THE PROBLEM
Render the lines of the records as a numbered list, starting at the first line and ending at the line that contains "weather-card: 26.12 °C", with both ends included and blank lines omitted. List no other lines.

(Dataset items)
---+---

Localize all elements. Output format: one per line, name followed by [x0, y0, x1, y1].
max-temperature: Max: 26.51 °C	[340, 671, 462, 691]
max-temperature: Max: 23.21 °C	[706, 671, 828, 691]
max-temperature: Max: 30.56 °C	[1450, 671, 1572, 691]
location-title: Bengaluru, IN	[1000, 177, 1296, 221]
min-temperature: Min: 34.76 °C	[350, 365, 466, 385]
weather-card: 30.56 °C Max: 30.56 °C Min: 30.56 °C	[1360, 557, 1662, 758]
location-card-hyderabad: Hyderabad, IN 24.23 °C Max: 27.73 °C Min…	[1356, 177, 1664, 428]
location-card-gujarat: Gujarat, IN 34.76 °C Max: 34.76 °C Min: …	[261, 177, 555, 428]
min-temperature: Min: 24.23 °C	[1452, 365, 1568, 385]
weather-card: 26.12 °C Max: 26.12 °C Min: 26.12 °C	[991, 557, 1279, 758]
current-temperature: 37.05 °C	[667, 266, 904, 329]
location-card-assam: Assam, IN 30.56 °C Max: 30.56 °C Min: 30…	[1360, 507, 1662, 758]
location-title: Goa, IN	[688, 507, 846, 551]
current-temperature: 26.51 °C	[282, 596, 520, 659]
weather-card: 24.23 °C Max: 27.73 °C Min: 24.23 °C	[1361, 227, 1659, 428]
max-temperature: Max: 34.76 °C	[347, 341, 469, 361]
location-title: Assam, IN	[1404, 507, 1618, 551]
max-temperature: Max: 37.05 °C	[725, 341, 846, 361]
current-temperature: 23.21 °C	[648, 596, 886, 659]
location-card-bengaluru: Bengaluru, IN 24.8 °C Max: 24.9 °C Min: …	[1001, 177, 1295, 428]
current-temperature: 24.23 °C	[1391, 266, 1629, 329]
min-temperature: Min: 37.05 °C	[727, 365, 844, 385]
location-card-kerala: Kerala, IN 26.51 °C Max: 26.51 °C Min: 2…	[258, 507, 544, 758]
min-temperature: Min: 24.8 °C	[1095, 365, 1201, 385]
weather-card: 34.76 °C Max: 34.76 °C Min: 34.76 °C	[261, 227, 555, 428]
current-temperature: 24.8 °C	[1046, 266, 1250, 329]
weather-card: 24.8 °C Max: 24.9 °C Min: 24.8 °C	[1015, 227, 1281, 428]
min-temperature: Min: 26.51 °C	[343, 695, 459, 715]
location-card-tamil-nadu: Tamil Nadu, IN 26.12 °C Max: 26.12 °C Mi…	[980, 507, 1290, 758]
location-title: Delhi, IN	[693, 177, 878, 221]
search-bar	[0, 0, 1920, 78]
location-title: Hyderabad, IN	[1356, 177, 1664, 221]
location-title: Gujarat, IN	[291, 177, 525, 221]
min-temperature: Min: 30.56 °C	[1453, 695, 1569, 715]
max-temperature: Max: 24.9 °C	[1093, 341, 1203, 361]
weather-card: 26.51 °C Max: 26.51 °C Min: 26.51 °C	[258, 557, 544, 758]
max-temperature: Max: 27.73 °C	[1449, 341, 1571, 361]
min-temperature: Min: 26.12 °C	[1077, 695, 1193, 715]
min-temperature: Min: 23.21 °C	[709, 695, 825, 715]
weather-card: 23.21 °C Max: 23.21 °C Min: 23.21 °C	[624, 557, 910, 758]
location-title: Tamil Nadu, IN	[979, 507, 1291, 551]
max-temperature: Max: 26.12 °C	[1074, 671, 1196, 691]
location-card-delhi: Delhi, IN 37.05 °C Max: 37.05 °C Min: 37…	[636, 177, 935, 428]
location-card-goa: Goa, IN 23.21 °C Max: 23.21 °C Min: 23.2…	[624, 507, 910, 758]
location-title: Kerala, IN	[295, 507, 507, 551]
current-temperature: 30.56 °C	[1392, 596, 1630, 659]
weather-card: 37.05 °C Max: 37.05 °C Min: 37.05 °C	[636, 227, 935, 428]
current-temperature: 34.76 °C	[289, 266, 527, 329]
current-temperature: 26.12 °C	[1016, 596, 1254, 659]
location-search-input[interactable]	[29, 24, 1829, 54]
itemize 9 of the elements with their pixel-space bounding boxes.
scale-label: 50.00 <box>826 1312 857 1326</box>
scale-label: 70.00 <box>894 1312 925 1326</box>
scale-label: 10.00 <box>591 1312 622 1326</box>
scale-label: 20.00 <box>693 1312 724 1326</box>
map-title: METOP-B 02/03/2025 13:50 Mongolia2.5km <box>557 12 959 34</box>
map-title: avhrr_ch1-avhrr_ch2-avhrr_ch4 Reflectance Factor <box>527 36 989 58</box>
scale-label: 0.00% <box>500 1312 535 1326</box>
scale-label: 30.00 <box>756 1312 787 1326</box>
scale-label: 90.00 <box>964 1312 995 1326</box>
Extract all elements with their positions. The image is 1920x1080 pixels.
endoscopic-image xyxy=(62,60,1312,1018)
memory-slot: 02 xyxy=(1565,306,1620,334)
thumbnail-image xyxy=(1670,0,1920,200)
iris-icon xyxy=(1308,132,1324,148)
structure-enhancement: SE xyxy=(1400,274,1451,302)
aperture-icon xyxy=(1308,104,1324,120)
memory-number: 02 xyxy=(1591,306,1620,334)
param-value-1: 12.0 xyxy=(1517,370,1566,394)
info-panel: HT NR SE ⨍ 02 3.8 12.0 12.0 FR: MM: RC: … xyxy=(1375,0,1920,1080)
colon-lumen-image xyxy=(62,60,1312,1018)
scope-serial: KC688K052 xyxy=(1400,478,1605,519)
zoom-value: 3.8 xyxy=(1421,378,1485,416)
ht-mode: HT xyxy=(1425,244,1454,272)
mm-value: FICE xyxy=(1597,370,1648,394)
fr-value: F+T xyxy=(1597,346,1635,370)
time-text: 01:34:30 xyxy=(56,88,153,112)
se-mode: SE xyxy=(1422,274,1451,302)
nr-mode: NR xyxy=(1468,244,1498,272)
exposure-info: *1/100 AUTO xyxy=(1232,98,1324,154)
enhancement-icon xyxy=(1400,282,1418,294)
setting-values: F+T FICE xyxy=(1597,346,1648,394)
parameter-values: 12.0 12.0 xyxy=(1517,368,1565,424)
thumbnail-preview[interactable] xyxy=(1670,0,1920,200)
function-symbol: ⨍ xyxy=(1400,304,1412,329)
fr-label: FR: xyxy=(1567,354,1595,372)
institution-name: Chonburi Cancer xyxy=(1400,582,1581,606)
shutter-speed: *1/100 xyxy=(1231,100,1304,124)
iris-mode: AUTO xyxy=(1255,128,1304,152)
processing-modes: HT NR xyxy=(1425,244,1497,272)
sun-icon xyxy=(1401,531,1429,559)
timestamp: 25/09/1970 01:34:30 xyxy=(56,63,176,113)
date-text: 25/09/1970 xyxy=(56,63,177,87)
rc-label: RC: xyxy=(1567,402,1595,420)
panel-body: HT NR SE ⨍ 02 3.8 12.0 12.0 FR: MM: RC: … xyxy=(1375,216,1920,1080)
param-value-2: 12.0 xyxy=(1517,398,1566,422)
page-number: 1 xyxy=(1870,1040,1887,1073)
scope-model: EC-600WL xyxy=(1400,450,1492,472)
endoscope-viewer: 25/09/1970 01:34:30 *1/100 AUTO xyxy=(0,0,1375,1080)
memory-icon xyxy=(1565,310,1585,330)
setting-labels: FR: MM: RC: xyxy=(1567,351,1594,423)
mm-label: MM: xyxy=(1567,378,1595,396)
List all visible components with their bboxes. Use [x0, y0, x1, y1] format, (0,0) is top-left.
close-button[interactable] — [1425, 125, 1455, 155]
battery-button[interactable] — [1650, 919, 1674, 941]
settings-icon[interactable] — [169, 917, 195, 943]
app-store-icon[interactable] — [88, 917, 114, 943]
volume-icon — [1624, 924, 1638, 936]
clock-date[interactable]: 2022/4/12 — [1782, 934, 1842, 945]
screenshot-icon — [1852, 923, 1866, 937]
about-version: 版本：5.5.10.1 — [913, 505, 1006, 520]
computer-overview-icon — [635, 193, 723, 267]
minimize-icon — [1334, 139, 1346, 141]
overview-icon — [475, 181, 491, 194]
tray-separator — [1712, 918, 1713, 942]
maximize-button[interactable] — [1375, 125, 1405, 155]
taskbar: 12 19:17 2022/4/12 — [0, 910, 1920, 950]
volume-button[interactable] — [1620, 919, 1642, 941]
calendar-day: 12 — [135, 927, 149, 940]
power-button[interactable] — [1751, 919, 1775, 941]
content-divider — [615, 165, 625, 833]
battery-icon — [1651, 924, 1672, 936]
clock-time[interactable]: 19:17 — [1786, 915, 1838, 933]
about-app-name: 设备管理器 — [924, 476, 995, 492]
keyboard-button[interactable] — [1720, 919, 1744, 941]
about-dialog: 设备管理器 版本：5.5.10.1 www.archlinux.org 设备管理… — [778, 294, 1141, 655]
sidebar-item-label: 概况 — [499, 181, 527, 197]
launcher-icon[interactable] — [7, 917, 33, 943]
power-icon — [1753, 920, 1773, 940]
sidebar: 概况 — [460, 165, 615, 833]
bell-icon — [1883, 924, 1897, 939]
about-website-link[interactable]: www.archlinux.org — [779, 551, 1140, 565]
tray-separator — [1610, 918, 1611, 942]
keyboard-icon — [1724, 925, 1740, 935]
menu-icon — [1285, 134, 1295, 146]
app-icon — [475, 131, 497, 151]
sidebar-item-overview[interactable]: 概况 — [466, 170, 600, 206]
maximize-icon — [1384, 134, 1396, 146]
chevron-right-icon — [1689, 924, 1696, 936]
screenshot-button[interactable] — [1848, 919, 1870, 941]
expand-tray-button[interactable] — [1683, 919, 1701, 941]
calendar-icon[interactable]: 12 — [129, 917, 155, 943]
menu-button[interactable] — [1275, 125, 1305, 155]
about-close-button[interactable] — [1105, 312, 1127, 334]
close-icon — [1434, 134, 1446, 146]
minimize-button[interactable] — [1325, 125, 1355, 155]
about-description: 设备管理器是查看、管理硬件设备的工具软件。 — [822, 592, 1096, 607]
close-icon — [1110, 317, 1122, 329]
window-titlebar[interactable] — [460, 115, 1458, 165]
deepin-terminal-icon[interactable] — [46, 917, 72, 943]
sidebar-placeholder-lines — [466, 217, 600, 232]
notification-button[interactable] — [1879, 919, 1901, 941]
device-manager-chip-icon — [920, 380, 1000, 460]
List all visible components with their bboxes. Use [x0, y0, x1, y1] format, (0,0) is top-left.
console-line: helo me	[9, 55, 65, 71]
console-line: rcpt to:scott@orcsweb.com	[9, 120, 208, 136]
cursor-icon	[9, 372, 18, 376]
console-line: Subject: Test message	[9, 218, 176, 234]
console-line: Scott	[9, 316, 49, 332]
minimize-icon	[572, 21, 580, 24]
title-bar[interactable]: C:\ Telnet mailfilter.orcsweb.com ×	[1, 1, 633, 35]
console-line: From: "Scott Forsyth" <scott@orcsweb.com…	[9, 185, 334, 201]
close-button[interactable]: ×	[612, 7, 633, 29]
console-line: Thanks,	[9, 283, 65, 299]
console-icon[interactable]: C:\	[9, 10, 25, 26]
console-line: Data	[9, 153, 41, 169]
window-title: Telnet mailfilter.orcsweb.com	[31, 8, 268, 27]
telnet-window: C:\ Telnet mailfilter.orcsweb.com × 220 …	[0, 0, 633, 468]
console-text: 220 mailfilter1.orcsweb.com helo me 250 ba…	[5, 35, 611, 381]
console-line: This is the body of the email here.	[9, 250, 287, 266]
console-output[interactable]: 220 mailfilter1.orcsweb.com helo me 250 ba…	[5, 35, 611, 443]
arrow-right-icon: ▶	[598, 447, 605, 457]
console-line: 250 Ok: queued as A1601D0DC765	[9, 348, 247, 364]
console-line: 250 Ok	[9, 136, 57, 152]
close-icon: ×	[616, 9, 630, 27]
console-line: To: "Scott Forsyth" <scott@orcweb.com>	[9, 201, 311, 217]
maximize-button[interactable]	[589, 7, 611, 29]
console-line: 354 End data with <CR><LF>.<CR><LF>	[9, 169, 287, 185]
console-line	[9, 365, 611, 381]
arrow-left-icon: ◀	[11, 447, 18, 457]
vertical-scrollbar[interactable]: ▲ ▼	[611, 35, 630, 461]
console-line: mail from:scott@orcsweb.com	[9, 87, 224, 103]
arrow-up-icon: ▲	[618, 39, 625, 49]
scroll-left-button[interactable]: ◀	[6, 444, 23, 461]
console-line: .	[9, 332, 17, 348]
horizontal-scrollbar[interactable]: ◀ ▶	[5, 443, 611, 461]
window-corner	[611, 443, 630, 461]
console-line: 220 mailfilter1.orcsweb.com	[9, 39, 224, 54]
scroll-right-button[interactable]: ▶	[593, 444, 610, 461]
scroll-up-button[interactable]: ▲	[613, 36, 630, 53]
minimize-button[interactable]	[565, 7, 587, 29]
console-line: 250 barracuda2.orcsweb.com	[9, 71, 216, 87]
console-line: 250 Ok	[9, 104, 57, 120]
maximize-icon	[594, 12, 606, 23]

---+---

ANSWER IN FULL
1. Localize all elements. Output format: one per line, name followed by [x0, y0, x1, y1].
2. max-temperature: Max: 26.51 °C	[340, 671, 462, 691]
3. max-temperature: Max: 23.21 °C	[706, 671, 828, 691]
4. max-temperature: Max: 30.56 °C	[1450, 671, 1572, 691]
5. location-title: Bengaluru, IN	[1000, 177, 1296, 221]
6. min-temperature: Min: 34.76 °C	[350, 365, 466, 385]
7. weather-card: 30.56 °C Max: 30.56 °C Min: 30.56 °C	[1360, 557, 1662, 758]
8. location-card-hyderabad: Hyderabad, IN 24.23 °C Max: 27.73 °C Min…	[1356, 177, 1664, 428]
9. location-card-gujarat: Gujarat, IN 34.76 °C Max: 34.76 °C Min: …	[261, 177, 555, 428]
10. min-temperature: Min: 24.23 °C	[1452, 365, 1568, 385]
11. weather-card: 26.12 °C Max: 26.12 °C Min: 26.12 °C	[991, 557, 1279, 758]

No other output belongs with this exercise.